Copy out the entries below in full and exactly.

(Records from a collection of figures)

━━━━

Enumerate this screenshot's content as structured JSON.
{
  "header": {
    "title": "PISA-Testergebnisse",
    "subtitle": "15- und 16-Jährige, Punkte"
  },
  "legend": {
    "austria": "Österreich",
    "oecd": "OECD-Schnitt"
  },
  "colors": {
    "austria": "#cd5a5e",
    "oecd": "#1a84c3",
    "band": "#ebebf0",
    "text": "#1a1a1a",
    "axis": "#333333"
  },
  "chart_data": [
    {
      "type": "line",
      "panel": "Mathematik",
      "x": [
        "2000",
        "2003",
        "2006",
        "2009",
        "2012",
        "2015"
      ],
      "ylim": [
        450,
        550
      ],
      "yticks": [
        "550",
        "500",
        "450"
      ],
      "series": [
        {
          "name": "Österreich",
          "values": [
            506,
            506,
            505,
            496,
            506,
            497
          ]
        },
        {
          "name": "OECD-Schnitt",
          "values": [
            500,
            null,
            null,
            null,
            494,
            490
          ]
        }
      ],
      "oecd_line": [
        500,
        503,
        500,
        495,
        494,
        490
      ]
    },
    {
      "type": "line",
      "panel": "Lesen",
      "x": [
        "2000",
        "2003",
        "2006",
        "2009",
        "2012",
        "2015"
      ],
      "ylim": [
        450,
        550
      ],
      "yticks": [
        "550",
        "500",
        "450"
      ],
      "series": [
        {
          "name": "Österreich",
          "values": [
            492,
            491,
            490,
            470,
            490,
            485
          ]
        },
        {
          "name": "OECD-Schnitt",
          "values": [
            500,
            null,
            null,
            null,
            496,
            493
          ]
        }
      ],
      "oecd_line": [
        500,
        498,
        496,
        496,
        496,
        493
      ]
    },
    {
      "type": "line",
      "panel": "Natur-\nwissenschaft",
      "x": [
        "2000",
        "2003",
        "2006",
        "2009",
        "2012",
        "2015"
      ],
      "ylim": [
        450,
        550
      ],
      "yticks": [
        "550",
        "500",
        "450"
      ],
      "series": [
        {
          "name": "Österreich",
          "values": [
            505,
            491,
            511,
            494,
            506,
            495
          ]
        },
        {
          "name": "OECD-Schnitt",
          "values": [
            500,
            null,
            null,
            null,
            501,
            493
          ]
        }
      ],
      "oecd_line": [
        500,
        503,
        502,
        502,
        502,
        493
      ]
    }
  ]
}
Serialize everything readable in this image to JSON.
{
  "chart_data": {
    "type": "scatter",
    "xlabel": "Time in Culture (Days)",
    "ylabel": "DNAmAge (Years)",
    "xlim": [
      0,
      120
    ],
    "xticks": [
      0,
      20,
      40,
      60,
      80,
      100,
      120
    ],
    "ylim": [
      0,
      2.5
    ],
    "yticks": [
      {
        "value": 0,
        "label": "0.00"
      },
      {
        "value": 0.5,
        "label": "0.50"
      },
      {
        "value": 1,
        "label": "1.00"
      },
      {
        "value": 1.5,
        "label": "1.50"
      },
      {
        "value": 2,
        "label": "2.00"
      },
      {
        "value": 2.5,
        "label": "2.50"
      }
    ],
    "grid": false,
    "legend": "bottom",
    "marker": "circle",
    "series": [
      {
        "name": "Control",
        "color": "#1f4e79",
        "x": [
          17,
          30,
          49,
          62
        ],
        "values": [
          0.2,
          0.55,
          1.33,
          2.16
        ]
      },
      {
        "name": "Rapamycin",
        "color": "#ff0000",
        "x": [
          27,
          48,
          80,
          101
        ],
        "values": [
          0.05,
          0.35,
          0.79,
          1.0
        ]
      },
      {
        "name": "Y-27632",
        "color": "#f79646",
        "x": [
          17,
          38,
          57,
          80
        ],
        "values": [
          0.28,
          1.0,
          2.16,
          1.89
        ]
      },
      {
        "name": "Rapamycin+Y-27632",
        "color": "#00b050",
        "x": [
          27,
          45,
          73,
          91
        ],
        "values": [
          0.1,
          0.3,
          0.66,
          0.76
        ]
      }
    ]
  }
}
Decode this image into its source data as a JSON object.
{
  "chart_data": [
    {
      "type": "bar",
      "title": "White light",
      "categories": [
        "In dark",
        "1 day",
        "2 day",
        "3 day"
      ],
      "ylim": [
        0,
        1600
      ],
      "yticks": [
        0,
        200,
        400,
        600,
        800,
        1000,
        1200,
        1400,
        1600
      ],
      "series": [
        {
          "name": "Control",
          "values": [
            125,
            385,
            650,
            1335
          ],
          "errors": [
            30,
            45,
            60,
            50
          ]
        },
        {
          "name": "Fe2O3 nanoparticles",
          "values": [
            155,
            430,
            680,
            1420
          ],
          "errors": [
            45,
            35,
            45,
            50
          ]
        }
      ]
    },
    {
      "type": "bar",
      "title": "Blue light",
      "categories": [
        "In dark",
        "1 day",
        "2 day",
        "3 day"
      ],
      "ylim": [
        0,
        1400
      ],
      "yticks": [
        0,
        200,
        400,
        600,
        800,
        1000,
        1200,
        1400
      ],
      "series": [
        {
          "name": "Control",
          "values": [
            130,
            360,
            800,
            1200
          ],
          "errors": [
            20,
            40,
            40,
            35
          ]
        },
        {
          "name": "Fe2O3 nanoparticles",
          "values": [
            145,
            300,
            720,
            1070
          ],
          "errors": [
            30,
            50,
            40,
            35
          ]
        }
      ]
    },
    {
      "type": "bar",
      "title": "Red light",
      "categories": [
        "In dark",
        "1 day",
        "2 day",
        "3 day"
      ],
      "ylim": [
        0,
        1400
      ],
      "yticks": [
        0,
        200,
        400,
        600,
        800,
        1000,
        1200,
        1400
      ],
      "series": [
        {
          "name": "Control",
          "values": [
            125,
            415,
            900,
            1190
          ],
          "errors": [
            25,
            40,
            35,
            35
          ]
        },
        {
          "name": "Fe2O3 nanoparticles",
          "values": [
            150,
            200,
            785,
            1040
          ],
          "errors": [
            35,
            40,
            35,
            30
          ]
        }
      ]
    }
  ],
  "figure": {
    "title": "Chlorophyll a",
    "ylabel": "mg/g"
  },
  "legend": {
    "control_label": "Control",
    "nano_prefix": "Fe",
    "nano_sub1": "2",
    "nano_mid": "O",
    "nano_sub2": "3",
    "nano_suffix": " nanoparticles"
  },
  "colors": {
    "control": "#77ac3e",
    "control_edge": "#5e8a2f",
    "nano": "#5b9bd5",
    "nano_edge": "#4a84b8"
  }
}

━━━━

• **COMPLETE RESPONSE**
Enumerate this screenshot's content as structured JSON.
{
  "header": {
    "title": "PISA-Testergebnisse",
    "subtitle": "15- und 16-Jährige, Punkte"
  },
  "legend": {
    "austria": "Österreich",
    "oecd": "OECD-Schnitt"
  },
  "colors": {
    "austria": "#cd5a5e",
    "oecd": "#1a84c3",
    "band": "#ebebf0",
    "text": "#1a1a1a",
    "axis": "#333333"
  },
  "chart_data": [
    {
      "type": "line",
      "panel": "Mathematik",
      "x": [
        "2000",
        "2003",
        "2006",
        "2009",
        "2012",
        "2015"
      ],
      "ylim": [
        450,
        550
      ],
      "yticks": [
        "550",
        "500",
        "450"
      ],
      "series": [
        {
          "name": "Österreich",
          "values": [
            506,
            506,
            505,
            496,
            506,
            497
          ]
        },
        {
          "name": "OECD-Schnitt",
          "values": [
            500,
            null,
            null,
            null,
            494,
            490
          ]
        }
      ],
      "oecd_line": [
        500,
        503,
        500,
        495,
        494,
        490
      ]
    },
    {
      "type": "line",
      "panel": "Lesen",
      "x": [
        "2000",
        "2003",
        "2006",
        "2009",
        "2012",
        "2015"
      ],
      "ylim": [
        450,
        550
      ],
      "yticks": [
        "550",
        "500",
        "450"
      ],
      "series": [
        {
          "name": "Österreich",
          "values": [
            492,
            491,
            490,
            470,
            490,
            485
          ]
        },
        {
          "name": "OECD-Schnitt",
          "values": [
            500,
            null,
            null,
            null,
            496,
            493
          ]
        }
      ],
      "oecd_line": [
        500,
        498,
        496,
        496,
        496,
        493
      ]
    },
    {
      "type": "line",
      "panel": "Natur-\nwissenschaft",
      "x": [
        "2000",
        "2003",
        "2006",
        "2009",
        "2012",
        "2015"
      ],
      "ylim": [
        450,
        550
      ],
      "yticks": [
        "550",
        "500",
        "450"
      ],
      "series": [
        {
          "name": "Österreich",
          "values": [
            505,
            491,
            511,
            494,
            506,
            495
          ]
        },
        {
          "name": "OECD-Schnitt",
          "values": [
            500,
            null,
            null,
            null,
            501,
            493
          ]
        }
      ],
      "oecd_line": [
        500,
        503,
        502,
        502,
        502,
        493
      ]
    }
  ]
}
Serialize everything readable in this image to JSON.
{
  "chart_data": {
    "type": "scatter",
    "xlabel": "Time in Culture (Days)",
    "ylabel": "DNAmAge (Years)",
    "xlim": [
      0,
      120
    ],
    "xticks": [
      0,
      20,
      40,
      60,
      80,
      100,
      120
    ],
    "ylim": [
      0,
      2.5
    ],
    "yticks": [
      {
        "value": 0,
        "label": "0.00"
      },
      {
        "value": 0.5,
        "label": "0.50"
      },
      {
        "value": 1,
        "label": "1.00"
      },
      {
        "value": 1.5,
        "label": "1.50"
      },
      {
        "value": 2,
        "label": "2.00"
      },
      {
        "value": 2.5,
        "label": "2.50"
      }
    ],
    "grid": false,
    "legend": "bottom",
    "marker": "circle",
    "series": [
      {
        "name": "Control",
        "color": "#1f4e79",
        "x": [
          17,
          30,
          49,
          62
        ],
        "values": [
          0.2,
          0.55,
          1.33,
          2.16
        ]
      },
      {
        "name": "Rapamycin",
        "color": "#ff0000",
        "x": [
          27,
          48,
          80,
          101
        ],
        "values": [
          0.05,
          0.35,
          0.79,
          1.0
        ]
      },
      {
        "name": "Y-27632",
        "color": "#f79646",
        "x": [
          17,
          38,
          57,
          80
        ],
        "values": [
          0.28,
          1.0,
          2.16,
          1.89
        ]
      },
      {
        "name": "Rapamycin+Y-27632",
        "color": "#00b050",
        "x": [
          27,
          45,
          73,
          91
        ],
        "values": [
          0.1,
          0.3,
          0.66,
          0.76
        ]
      }
    ]
  }
}
Decode this image into its source data as a JSON object.
{
  "chart_data": [
    {
      "type": "bar",
      "title": "White light",
      "categories": [
        "In dark",
        "1 day",
        "2 day",
        "3 day"
      ],
      "ylim": [
        0,
        1600
      ],
      "yticks": [
        0,
        200,
        400,
        600,
        800,
        1000,
        1200,
        1400,
        1600
      ],
      "series": [
        {
          "name": "Control",
          "values": [
            125,
            385,
            650,
            1335
          ],
          "errors": [
            30,
            45,
            60,
            50
          ]
        },
        {
          "name": "Fe2O3 nanoparticles",
          "values": [
            155,
            430,
            680,
            1420
          ],
          "errors": [
            45,
            35,
            45,
            50
          ]
        }
      ]
    },
    {
      "type": "bar",
      "title": "Blue light",
      "categories": [
        "In dark",
        "1 day",
        "2 day",
        "3 day"
      ],
      "ylim": [
        0,
        1400
      ],
      "yticks": [
        0,
        200,
        400,
        600,
        800,
        1000,
        1200,
        1400
      ],
      "series": [
        {
          "name": "Control",
          "values": [
            130,
            360,
            800,
            1200
          ],
          "errors": [
            20,
            40,
            40,
            35
          ]
        },
        {
          "name": "Fe2O3 nanoparticles",
          "values": [
            145,
            300,
            720,
            1070
          ],
          "errors": [
            30,
            50,
            40,
            35
          ]
        }
      ]
    },
    {
      "type": "bar",
      "title": "Red light",
      "categories": [
        "In dark",
        "1 day",
        "2 day",
        "3 day"
      ],
      "ylim": [
        0,
        1400
      ],
      "yticks": [
        0,
        200,
        400,
        600,
        800,
        1000,
        1200,
        1400
      ],
      "series": [
        {
          "name": "Control",
          "values": [
            125,
            415,
            900,
            1190
          ],
          "errors": [
            25,
            40,
            35,
            35
          ]
        },
        {
          "name": "Fe2O3 nanoparticles",
          "values": [
            150,
            200,
            785,
            1040
          ],
          "errors": [
            35,
            40,
            35,
            30
          ]
        }
      ]
    }
  ],
  "figure": {
    "title": "Chlorophyll a",
    "ylabel": "mg/g"
  },
  "legend": {
    "control_label": "Control",
    "nano_prefix": "Fe",
    "nano_sub1": "2",
    "nano_mid": "O",
    "nano_sub2": "3",
    "nano_suffix": " nanoparticles"
  },
  "colors": {
    "control": "#77ac3e",
    "control_edge": "#5e8a2f",
    "nano": "#5b9bd5",
    "nano_edge": "#4a84b8"
  }
}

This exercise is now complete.